**INSTRUCTIONS TO FOLLOW:**
Go through the listing beneath this task and return every line that carries the string "LIGHTGLASS".

**ITEMS:**
◇ ◇ ◇ ◇
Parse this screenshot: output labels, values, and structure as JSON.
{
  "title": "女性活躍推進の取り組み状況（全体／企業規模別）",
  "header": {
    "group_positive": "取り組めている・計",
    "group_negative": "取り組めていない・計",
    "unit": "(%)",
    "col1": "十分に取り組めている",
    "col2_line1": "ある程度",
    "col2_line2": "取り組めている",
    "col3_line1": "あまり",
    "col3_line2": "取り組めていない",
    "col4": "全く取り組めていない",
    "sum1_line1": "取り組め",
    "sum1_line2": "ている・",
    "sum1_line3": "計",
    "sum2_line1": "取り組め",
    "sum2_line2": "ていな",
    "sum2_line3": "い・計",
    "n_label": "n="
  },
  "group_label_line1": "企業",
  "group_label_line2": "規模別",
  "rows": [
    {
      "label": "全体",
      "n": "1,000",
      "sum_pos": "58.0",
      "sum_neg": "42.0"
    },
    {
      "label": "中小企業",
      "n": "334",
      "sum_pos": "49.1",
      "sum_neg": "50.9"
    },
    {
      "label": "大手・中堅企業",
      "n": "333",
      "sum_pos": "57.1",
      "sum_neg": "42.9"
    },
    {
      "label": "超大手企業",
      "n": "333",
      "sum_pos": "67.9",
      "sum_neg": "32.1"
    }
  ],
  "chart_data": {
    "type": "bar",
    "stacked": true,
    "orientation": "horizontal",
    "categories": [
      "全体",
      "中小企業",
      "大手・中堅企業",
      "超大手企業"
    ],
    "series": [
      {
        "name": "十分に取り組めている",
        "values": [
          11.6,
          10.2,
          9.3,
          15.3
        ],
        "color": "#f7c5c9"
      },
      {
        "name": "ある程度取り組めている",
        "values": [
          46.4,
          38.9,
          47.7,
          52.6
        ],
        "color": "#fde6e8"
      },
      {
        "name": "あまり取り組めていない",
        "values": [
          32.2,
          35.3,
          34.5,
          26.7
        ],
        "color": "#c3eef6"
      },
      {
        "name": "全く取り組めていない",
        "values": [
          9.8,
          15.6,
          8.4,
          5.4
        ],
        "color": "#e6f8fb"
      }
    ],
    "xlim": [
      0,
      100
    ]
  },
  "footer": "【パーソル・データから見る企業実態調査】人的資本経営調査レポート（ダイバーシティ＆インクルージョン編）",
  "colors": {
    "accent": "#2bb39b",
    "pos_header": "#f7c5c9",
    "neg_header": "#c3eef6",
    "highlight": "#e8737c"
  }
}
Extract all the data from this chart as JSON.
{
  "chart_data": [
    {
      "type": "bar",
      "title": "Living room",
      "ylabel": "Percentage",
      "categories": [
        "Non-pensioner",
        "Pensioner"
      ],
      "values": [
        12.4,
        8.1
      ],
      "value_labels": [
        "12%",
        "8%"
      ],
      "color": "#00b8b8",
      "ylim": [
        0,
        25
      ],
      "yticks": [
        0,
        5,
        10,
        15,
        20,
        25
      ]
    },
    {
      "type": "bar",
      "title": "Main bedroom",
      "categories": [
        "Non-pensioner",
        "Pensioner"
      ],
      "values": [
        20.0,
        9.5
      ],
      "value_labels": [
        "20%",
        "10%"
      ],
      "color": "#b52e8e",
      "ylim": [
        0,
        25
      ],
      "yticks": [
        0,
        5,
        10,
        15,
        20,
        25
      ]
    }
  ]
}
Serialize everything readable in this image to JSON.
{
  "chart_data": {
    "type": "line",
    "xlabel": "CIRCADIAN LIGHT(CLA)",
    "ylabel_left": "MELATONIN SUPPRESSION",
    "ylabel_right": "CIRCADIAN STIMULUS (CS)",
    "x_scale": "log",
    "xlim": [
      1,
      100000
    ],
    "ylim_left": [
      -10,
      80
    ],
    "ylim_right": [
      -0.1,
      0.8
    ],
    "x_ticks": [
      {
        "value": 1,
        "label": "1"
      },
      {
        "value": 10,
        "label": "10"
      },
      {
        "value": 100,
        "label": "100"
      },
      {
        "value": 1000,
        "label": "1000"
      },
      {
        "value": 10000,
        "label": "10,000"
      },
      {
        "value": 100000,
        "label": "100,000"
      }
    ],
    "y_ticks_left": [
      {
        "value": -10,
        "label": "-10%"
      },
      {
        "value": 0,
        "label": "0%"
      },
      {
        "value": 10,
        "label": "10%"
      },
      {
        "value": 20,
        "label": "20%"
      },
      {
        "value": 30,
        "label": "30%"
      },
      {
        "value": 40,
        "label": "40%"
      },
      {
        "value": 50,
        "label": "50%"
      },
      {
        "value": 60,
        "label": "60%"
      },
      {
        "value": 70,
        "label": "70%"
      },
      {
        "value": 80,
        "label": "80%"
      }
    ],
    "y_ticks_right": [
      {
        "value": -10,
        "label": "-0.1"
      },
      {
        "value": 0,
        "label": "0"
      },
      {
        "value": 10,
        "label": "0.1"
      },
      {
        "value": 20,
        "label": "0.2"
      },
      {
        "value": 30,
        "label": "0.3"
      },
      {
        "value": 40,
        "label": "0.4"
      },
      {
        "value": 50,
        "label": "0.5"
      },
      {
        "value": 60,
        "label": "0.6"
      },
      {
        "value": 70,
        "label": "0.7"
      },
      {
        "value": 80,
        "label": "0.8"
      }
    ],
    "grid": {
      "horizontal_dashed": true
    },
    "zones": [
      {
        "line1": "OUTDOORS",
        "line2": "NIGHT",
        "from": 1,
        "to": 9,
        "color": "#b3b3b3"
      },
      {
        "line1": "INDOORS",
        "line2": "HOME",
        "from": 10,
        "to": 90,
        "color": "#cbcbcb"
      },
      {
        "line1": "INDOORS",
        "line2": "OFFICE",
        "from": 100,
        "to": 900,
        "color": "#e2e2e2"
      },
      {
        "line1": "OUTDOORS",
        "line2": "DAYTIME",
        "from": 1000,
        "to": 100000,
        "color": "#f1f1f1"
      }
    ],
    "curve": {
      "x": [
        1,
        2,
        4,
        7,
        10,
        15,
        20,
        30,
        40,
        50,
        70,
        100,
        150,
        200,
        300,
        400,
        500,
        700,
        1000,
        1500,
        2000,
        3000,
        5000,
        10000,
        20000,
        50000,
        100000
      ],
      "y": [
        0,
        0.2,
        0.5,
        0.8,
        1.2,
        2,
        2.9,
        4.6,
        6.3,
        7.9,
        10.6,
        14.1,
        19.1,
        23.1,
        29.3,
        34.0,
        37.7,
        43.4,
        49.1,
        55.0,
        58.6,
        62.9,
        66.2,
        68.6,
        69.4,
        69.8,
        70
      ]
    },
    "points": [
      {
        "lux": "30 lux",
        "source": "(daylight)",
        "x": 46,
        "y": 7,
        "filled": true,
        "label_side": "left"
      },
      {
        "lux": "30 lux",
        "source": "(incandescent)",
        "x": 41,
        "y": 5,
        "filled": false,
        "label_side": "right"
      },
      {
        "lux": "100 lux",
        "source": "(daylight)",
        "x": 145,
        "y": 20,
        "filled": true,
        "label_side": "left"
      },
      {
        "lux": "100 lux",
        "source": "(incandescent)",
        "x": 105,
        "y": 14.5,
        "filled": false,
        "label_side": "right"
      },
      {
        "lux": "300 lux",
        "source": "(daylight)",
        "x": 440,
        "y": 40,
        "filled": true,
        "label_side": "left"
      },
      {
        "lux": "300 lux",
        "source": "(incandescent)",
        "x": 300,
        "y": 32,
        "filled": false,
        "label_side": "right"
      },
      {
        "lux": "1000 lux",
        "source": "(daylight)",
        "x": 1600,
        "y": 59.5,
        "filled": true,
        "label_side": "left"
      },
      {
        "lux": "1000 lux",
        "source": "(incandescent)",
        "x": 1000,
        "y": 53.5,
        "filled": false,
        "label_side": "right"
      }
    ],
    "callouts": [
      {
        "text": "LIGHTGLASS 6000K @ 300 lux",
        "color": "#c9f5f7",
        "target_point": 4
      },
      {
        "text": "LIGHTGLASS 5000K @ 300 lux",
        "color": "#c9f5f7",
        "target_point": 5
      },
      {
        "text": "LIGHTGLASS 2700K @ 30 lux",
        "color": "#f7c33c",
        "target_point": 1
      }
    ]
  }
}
◇ ◇ ◇ ◇
**RESULT FOR THIS TASK:**
        "text": "LIGHTGLASS 6000K @ 300 lux",
        "text": "LIGHTGLASS 5000K @ 300 lux",
        "text": "LIGHTGLASS 2700K @ 30 lux",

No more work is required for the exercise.